→ DATA LINES
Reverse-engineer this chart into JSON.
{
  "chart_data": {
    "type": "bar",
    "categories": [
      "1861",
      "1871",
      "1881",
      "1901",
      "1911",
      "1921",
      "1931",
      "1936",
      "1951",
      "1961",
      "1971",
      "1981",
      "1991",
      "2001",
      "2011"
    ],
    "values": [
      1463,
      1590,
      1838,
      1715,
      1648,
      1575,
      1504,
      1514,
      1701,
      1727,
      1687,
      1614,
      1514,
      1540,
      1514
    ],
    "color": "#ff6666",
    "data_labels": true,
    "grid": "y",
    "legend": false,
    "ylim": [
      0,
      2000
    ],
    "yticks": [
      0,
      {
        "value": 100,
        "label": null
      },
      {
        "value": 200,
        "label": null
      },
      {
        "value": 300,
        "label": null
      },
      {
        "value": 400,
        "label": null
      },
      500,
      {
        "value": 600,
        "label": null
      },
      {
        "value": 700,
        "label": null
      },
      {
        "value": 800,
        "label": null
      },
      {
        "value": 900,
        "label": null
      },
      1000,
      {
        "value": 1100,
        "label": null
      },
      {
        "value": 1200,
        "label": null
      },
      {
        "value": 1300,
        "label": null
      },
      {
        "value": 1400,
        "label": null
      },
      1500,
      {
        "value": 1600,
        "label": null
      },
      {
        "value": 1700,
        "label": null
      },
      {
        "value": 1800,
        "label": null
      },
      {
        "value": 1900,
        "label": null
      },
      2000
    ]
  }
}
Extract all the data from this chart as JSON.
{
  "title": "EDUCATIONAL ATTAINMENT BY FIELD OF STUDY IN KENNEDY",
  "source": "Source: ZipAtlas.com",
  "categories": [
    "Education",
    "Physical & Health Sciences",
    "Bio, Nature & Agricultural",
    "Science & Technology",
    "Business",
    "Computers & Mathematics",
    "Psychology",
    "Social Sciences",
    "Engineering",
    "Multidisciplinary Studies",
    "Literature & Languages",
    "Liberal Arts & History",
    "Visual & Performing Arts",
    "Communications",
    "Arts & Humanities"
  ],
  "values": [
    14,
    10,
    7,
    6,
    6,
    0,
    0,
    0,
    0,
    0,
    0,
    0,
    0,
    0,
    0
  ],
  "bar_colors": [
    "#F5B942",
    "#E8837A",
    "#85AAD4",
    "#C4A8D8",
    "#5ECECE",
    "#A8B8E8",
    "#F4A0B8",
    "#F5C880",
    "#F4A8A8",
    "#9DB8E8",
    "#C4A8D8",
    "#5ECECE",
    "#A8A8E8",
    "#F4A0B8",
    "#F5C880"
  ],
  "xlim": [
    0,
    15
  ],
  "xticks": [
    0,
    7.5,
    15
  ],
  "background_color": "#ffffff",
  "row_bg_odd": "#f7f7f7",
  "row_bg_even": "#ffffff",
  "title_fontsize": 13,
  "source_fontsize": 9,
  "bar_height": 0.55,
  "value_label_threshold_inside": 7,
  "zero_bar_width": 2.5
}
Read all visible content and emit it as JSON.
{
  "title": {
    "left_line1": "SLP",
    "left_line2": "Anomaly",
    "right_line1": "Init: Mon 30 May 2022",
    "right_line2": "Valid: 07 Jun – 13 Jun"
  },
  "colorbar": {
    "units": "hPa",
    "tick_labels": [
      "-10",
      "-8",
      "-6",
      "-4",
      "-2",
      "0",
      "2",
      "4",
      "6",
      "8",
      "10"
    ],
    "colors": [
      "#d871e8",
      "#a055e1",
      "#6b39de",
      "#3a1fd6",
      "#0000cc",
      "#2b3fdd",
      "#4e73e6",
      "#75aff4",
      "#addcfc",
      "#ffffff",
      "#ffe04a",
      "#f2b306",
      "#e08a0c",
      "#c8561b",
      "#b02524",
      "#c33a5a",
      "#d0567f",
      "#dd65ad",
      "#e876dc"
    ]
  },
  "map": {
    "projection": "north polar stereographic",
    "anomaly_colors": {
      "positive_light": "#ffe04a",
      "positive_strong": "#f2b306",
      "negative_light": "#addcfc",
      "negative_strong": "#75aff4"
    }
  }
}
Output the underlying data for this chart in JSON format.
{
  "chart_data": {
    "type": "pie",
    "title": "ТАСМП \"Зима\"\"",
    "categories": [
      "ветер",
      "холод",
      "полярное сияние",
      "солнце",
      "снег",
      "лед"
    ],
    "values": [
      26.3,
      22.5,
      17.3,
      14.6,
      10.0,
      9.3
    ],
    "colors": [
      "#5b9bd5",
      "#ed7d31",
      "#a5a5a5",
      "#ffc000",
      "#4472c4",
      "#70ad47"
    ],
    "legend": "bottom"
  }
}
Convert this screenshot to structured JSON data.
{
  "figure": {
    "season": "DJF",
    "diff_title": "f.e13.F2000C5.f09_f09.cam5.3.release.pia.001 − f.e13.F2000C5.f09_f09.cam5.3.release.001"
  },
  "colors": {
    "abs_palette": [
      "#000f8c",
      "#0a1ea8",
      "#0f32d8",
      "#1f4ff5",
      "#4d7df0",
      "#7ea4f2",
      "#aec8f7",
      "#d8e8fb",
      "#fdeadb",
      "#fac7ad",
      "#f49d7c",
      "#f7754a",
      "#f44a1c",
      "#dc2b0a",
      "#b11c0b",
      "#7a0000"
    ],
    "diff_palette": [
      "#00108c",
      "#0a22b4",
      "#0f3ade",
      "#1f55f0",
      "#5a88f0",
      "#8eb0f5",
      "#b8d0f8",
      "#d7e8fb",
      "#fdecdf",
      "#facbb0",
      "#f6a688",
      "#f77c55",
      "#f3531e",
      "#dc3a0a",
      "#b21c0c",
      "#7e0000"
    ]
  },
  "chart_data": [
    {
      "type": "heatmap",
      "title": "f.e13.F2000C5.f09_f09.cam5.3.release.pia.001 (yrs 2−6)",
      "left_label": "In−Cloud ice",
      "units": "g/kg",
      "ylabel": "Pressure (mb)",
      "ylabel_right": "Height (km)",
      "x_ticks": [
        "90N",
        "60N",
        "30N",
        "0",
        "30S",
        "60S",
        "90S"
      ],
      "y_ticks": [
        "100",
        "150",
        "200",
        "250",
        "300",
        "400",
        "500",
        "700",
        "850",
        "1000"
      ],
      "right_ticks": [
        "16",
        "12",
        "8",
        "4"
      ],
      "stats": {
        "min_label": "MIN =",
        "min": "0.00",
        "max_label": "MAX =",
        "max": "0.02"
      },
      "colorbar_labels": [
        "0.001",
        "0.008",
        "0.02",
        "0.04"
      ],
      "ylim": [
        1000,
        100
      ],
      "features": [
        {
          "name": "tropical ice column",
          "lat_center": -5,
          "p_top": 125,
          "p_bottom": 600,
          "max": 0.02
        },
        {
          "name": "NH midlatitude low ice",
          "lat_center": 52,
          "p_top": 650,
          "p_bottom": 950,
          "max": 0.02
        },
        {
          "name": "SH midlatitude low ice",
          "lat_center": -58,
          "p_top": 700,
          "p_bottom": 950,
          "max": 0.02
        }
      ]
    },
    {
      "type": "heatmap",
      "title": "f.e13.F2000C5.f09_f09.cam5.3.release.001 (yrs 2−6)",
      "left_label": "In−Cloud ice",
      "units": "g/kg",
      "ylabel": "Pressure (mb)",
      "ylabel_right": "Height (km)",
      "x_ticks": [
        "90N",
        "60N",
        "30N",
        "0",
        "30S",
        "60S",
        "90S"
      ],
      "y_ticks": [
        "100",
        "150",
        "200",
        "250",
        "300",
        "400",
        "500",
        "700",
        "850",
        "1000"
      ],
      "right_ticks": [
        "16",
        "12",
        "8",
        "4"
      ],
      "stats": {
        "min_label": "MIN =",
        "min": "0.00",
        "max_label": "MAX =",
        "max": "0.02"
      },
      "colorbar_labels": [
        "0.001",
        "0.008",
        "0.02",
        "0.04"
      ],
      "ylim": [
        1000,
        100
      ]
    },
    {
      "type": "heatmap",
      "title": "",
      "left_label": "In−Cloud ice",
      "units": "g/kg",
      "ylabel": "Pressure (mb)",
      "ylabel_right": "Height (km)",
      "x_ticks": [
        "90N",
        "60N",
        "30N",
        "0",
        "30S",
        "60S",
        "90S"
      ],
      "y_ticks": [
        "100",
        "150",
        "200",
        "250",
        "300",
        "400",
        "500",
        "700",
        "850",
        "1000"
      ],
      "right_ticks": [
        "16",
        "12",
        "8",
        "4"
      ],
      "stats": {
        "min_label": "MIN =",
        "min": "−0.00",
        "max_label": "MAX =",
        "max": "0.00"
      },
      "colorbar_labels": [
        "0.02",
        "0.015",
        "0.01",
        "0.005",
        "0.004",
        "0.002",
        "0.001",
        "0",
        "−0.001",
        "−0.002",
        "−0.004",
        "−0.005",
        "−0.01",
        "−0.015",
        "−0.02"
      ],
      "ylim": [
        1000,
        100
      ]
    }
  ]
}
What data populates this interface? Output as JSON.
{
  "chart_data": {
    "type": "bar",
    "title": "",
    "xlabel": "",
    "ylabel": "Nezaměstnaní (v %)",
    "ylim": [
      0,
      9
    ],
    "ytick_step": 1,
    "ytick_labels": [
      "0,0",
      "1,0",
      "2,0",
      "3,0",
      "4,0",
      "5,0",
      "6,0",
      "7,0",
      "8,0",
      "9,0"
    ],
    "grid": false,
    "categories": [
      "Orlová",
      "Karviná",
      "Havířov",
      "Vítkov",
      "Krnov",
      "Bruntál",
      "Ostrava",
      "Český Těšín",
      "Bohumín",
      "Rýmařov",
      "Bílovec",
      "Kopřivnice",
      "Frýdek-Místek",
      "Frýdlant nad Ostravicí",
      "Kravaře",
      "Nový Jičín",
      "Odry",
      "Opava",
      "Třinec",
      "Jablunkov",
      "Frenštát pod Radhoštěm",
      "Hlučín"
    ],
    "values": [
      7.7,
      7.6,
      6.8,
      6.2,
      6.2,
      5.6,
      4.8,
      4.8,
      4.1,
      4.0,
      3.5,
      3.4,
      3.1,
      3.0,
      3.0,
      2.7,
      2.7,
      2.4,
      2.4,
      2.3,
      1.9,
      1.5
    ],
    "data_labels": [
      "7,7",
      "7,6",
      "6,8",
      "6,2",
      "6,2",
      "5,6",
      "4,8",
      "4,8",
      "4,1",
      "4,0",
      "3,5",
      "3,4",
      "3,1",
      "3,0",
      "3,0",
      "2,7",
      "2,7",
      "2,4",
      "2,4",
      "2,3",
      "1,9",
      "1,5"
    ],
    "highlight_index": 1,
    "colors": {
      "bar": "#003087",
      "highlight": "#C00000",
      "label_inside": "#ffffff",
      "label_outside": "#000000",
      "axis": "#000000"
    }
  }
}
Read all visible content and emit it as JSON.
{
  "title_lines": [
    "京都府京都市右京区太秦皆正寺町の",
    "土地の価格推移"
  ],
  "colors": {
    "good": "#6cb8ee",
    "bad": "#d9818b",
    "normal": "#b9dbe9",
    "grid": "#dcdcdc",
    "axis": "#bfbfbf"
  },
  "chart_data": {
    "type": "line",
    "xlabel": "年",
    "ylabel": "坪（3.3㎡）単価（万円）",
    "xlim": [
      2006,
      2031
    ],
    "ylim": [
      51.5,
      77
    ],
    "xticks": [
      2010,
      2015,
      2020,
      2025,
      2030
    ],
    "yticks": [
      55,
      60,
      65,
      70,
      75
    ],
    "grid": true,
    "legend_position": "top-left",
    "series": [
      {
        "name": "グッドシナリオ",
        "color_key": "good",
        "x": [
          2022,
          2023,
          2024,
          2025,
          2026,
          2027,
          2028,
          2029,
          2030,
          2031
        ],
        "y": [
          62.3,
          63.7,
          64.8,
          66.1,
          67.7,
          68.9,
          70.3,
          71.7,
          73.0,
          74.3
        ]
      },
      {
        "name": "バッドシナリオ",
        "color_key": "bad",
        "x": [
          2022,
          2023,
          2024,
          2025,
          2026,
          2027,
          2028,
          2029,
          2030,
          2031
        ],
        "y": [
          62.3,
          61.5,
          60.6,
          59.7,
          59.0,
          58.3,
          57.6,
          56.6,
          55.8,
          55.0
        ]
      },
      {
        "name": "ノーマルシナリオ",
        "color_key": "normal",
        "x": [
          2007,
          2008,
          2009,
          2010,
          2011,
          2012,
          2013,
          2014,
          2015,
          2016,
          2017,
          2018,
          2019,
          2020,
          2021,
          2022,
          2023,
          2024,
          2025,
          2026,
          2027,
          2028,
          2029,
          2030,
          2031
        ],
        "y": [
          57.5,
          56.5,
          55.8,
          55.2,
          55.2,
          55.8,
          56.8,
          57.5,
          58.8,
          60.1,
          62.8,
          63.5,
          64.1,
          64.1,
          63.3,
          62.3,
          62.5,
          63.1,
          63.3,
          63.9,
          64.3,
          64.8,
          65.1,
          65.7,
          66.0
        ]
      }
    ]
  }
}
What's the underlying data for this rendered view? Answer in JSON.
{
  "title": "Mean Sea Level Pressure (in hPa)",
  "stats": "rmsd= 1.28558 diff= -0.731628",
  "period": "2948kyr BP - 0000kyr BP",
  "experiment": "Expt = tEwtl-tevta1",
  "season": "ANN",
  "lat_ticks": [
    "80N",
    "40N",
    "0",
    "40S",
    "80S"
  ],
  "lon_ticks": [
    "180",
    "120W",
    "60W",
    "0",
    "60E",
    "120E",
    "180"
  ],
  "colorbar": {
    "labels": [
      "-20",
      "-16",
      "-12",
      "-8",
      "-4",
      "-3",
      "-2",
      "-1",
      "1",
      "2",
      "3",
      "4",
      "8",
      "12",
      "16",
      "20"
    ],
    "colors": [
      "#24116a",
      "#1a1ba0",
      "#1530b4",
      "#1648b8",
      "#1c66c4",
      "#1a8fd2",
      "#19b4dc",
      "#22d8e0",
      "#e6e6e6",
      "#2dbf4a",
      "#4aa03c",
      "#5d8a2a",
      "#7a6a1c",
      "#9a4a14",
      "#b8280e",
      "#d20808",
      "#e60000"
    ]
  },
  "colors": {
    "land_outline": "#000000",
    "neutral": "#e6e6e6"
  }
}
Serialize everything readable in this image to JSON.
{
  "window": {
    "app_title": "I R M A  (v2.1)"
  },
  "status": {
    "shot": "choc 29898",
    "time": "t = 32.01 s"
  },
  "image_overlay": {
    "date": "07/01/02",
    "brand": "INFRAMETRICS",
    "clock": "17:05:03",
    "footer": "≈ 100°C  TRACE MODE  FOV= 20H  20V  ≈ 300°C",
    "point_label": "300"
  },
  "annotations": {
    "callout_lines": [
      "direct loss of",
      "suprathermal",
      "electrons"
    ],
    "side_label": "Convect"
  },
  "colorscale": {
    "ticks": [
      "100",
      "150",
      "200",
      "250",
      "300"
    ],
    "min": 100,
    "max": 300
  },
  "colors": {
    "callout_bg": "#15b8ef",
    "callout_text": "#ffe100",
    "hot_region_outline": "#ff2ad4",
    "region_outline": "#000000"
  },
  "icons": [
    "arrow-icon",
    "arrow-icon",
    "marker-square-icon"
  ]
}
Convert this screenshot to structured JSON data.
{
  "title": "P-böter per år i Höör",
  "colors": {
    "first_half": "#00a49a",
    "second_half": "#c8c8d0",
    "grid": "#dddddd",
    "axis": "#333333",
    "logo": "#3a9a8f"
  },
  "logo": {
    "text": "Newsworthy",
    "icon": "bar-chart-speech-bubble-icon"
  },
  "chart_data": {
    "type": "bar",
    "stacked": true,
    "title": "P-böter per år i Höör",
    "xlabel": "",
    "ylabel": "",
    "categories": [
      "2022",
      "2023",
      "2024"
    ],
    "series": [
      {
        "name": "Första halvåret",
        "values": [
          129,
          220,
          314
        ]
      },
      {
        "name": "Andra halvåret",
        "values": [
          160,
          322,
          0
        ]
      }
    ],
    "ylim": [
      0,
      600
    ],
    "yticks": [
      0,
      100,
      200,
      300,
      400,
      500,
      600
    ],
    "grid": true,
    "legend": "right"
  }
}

→ INSTRUCTIONS FOR THE TASK
Identify the lines in the entries above that contain "JSON", then copy them out.

→ WRITTEN ANSWER
Reverse-engineer this chart into JSON.
Extract all the data from this chart as JSON.
Read all visible content and emit it as JSON.
Output the underlying data for this chart in JSON format.
Convert this screenshot to structured JSON data.
What data populates this interface? Output as JSON.
Read all visible content and emit it as JSON.
What's the underlying data for this rendered view? Answer in JSON.
Serialize everything readable in this image to JSON.
Convert this screenshot to structured JSON data.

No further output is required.